--- start Dataset records ---

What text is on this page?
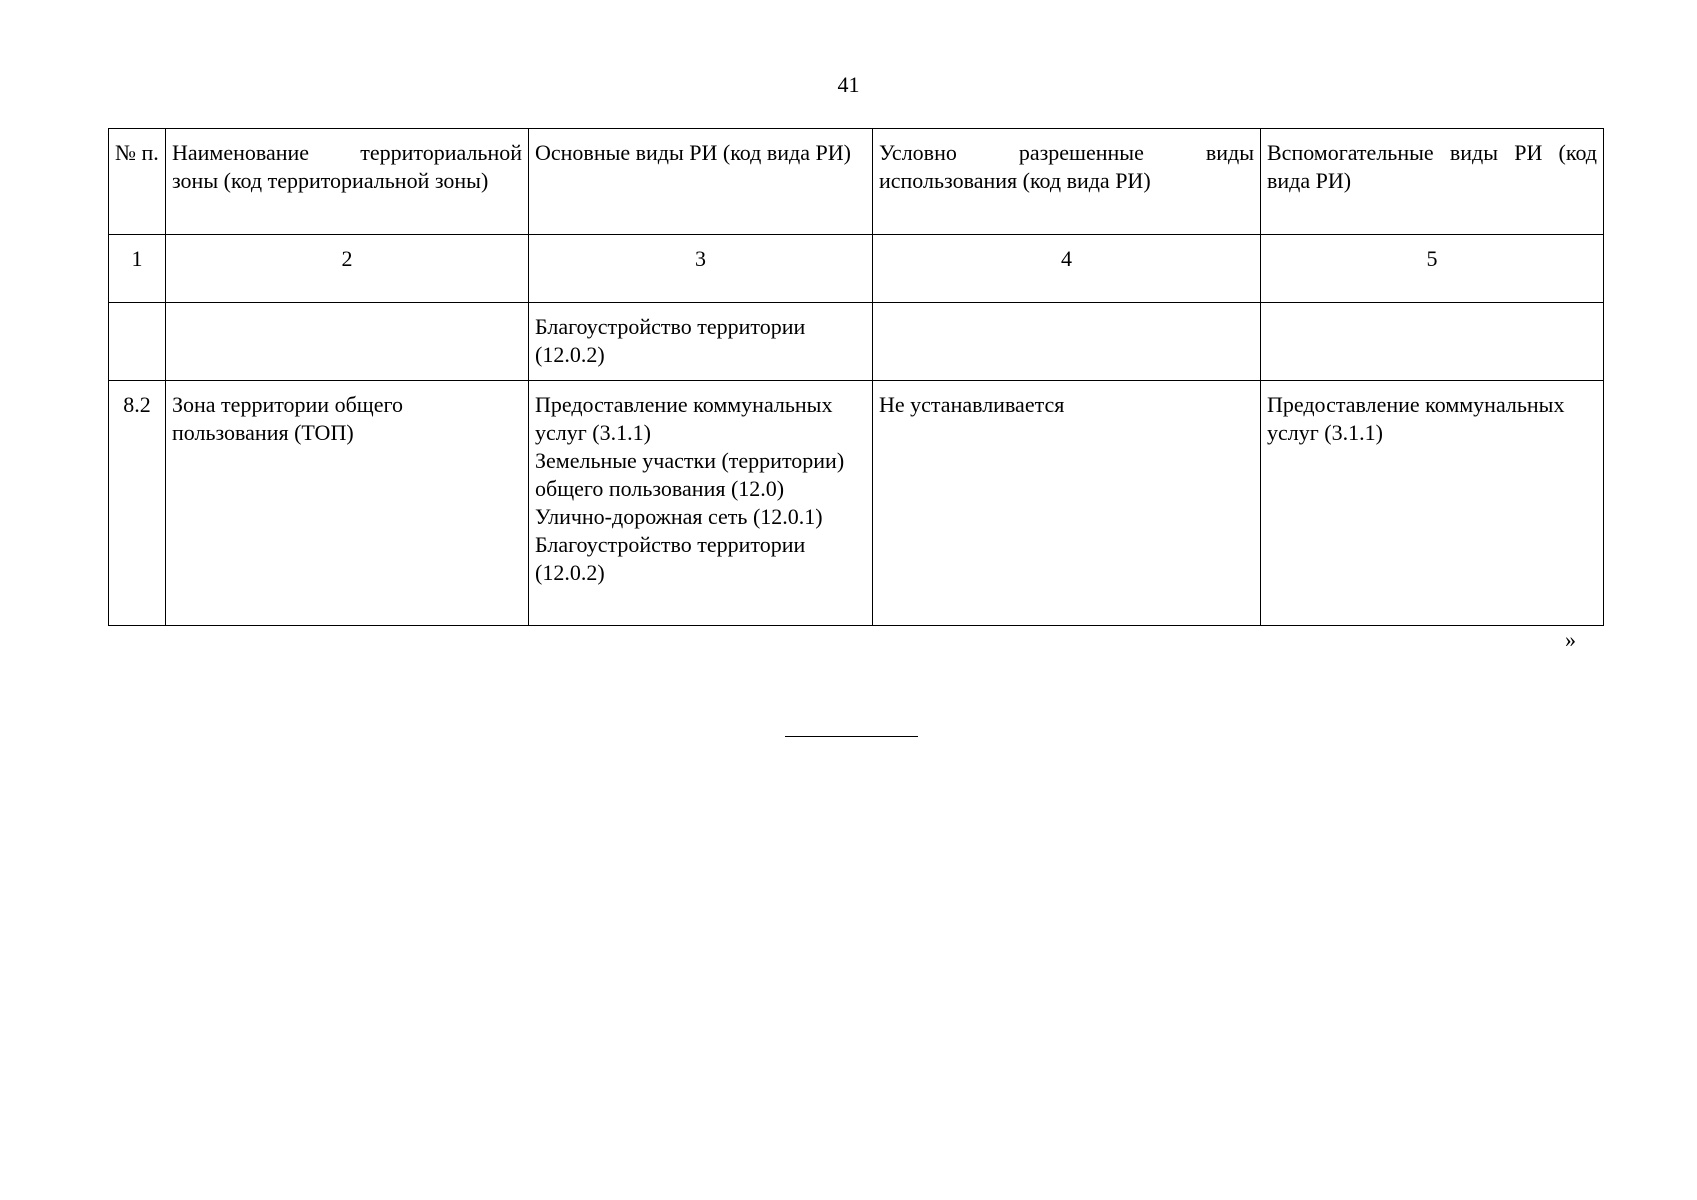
41
№ п.	Наименование территориальной зоны (код территориальной зоны)	Основные виды РИ (код вида РИ)	Условно разрешенные виды использования (код вида РИ)	Вспомогательные виды РИ (код вида РИ)
1	2	3	4	5

		Благоустройство территории (12.0.2)		

8.2	Зона территории общего пользования (ТОП)	Предоставление коммунальных услуг (3.1.1)
Земельные участки (территории) общего пользования (12.0)
Улично-дорожная сеть (12.0.1)
Благоустройство территории (12.0.2)	Не устанавливается	Предоставление коммунальных услуг (3.1.1)
»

--- end Dataset records ---

> [Task instructions]
Repeat the material above in full and exactly, omitting the pictures.

> [Result for this exercise]
What text is on this page?
41
№ п.	Наименование территориальной зоны (код территориальной зоны)	Основные виды РИ (код вида РИ)	Условно разрешенные виды использования (код вида РИ)	Вспомогательные виды РИ (код вида РИ)
1	2	3	4	5

		Благоустройство территории (12.0.2)		

8.2	Зона территории общего пользования (ТОП)	Предоставление коммунальных услуг (3.1.1)
Земельные участки (территории) общего пользования (12.0)
Улично-дорожная сеть (12.0.1)
Благоустройство территории (12.0.2)	Не устанавливается	Предоставление коммунальных услуг (3.1.1)
»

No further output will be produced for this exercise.